• DATASET ROWS:
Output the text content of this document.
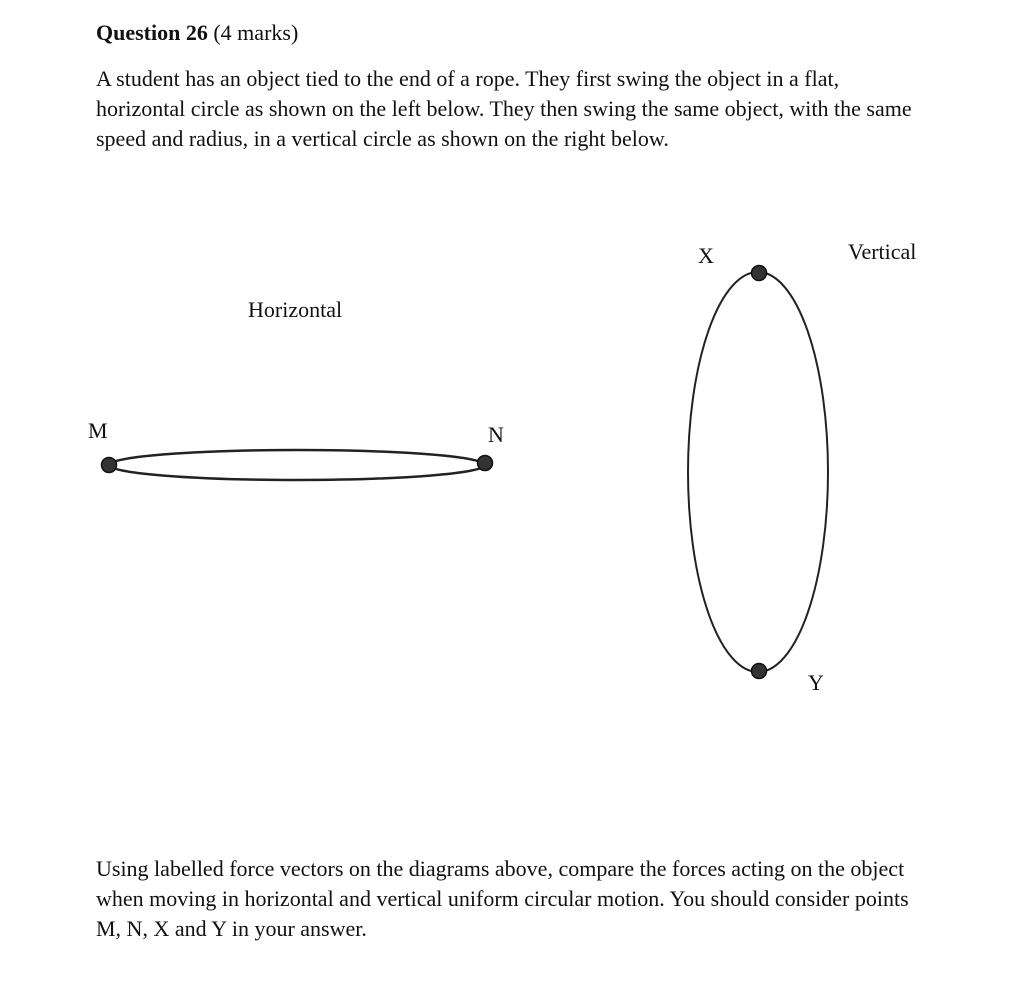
Question 26 (4 marks)
A student has an object tied to the end of a rope. They first swing the object in a flat,
horizontal circle as shown on the left below. They then swing the same object, with the same
speed and radius, in a vertical circle as shown on the right below.
Horizontal
M	N
X	Vertical
Y
Using labelled force vectors on the diagrams above, compare the forces acting on the object
when moving in horizontal and vertical uniform circular motion. You should consider points
M, N, X and Y in your answer.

• DIRECTIVE: From the records, copy every line that has the string "circle" in it.

• WRITTEN SOLUTION:
horizontal circle as shown on the left below. They then swing the same object, with the same
speed and radius, in a vertical circle as shown on the right below.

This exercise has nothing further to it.